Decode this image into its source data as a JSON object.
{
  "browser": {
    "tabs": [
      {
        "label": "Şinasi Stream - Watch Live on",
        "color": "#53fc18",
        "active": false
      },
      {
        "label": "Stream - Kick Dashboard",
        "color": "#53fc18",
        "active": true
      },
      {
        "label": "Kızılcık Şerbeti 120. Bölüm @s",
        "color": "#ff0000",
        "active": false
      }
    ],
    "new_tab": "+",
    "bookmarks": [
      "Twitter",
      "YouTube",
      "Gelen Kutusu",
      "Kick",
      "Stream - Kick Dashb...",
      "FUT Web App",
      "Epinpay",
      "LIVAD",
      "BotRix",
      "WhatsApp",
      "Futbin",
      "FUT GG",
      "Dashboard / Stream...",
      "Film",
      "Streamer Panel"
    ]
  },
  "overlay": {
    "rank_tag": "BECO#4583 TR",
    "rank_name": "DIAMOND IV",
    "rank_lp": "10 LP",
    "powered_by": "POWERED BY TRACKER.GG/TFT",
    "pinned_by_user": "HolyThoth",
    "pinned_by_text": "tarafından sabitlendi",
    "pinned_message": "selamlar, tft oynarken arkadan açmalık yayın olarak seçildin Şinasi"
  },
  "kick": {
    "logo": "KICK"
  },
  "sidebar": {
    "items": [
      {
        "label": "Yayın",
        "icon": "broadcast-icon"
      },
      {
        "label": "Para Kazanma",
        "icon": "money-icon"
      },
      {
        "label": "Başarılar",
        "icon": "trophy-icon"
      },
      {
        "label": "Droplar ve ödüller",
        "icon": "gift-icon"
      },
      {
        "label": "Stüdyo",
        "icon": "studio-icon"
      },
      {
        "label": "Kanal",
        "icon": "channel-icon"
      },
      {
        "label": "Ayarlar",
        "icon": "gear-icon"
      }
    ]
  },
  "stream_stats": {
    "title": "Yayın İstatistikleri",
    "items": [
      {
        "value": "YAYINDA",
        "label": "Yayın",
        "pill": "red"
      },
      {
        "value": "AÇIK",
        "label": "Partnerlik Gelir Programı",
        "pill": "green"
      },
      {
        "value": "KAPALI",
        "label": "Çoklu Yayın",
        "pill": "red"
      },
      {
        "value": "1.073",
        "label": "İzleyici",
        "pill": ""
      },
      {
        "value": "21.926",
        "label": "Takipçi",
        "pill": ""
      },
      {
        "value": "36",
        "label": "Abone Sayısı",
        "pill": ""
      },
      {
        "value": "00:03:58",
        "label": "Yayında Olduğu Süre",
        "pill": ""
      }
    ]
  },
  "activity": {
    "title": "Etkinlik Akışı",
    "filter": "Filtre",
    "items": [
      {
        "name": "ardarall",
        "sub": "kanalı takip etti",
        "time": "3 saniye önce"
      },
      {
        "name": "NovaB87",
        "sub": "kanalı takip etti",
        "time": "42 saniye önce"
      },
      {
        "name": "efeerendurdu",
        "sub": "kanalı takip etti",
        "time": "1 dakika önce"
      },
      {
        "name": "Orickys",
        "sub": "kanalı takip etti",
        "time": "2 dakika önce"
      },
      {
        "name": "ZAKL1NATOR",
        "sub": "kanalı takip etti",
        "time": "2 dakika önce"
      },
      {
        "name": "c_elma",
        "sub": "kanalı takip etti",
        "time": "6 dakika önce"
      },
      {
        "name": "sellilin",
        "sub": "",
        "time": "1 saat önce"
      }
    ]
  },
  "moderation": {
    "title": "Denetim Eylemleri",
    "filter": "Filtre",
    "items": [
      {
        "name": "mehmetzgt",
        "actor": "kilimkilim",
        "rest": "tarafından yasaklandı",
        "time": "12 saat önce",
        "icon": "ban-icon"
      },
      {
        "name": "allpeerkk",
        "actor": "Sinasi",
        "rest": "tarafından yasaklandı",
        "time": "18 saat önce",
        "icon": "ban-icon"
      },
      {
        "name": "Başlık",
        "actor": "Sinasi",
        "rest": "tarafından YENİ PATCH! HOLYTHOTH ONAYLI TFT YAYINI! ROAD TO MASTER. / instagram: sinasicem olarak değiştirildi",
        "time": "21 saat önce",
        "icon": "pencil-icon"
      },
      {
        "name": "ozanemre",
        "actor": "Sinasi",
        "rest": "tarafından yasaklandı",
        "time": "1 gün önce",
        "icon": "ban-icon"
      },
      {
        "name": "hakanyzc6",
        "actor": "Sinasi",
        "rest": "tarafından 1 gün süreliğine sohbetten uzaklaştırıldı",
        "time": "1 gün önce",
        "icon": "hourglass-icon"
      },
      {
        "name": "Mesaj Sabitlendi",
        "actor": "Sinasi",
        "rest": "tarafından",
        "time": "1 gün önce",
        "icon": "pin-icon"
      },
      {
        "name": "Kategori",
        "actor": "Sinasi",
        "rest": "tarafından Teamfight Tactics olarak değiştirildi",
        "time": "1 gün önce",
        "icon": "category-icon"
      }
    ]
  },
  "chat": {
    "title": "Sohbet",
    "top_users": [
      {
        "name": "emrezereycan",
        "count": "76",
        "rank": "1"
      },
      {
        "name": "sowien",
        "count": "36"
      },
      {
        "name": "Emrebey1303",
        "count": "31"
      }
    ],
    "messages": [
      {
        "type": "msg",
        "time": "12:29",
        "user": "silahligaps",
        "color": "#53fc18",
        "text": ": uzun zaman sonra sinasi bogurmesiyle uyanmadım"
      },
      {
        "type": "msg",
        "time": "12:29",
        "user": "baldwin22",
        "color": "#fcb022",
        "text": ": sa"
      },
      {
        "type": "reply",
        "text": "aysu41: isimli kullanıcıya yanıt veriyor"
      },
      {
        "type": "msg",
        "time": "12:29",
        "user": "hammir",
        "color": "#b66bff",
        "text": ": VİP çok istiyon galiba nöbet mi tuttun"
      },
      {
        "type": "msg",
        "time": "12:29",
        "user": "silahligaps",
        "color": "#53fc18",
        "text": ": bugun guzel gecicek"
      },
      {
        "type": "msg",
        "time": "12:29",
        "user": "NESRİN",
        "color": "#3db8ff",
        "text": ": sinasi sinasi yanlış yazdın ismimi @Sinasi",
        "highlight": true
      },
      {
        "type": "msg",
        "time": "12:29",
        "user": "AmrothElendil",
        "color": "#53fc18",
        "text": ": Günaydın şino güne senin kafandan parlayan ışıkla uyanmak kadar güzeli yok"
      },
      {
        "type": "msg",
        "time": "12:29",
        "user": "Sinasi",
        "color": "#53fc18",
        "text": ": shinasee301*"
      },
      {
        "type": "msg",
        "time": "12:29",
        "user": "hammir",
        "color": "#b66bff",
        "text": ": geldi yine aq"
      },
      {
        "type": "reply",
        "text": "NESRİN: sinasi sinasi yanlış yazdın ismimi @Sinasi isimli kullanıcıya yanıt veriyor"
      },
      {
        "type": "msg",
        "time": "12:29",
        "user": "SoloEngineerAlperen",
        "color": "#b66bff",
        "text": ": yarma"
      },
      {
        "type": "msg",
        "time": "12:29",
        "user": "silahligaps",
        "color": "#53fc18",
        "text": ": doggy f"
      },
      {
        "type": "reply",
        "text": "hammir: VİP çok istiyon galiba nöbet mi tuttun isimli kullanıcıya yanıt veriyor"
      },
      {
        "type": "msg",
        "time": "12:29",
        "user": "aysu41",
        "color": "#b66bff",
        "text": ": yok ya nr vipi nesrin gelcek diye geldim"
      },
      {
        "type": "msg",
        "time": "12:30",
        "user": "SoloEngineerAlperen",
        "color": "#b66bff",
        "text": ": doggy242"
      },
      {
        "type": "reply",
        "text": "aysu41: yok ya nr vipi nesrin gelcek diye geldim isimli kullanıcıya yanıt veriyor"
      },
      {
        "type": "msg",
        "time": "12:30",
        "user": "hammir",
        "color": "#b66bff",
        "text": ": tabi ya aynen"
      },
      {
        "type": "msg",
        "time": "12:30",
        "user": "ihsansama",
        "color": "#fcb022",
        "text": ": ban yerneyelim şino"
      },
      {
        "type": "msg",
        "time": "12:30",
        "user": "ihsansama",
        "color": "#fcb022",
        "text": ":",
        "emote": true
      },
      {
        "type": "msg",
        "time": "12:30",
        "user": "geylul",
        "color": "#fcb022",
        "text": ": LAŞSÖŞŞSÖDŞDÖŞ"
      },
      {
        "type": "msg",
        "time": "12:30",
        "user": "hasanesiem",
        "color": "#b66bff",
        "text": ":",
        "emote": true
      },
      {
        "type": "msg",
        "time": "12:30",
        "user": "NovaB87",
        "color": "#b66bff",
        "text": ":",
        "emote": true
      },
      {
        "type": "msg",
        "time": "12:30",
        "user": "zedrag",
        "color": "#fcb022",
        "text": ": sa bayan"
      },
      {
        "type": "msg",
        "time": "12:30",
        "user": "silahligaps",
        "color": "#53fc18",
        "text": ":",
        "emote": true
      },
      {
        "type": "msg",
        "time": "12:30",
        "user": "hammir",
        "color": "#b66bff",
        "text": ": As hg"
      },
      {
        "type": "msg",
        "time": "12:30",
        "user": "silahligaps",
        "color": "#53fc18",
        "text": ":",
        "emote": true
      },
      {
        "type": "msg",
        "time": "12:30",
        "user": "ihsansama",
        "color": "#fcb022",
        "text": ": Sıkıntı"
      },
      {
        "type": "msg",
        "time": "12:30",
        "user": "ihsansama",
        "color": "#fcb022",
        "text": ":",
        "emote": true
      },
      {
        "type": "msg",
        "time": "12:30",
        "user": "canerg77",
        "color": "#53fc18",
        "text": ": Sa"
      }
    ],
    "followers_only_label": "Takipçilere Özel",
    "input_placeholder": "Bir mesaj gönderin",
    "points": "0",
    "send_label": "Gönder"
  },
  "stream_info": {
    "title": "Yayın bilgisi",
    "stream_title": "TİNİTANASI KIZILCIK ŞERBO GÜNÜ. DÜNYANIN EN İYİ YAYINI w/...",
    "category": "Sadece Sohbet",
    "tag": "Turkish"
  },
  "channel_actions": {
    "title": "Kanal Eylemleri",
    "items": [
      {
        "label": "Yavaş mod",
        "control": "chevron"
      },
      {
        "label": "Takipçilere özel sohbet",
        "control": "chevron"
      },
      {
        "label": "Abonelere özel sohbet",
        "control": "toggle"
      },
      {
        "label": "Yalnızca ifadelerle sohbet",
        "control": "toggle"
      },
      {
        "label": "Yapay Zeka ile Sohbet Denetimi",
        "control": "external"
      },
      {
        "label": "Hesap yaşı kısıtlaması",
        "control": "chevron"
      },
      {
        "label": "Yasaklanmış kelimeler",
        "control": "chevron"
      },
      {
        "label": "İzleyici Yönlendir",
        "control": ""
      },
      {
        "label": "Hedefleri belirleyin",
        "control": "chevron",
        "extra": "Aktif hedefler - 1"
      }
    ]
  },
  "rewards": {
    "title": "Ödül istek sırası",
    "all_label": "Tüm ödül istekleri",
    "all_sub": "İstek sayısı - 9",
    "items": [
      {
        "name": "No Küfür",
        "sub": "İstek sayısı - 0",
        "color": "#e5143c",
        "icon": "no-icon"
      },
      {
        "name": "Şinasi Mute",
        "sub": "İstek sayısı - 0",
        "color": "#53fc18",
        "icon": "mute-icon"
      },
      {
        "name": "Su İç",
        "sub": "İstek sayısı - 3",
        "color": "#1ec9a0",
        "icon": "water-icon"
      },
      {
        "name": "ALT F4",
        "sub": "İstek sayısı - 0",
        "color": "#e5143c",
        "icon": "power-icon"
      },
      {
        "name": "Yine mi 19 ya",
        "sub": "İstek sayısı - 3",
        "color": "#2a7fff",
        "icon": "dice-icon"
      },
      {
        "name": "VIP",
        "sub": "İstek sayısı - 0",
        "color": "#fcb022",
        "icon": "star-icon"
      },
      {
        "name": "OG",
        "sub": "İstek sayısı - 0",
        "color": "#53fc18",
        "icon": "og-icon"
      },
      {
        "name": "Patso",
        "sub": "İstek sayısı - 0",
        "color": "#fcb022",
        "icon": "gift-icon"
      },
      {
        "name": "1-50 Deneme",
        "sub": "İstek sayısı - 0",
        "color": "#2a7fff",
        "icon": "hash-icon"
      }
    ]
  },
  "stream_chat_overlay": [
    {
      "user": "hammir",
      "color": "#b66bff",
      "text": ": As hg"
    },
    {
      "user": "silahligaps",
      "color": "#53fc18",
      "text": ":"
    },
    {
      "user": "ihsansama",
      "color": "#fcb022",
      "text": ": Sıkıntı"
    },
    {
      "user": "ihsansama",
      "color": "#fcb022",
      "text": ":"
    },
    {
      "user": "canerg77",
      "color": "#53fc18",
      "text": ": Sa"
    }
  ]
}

§ YOUR TASK
Select and copy every line of the material that holds the string "geldim".

§ ANSWER
        "text": ": yok ya nr vipi nesrin gelcek diye geldim"
        "text": "aysu41: yok ya nr vipi nesrin gelcek diye geldim isimli kullanıcıya yanıt veriyor"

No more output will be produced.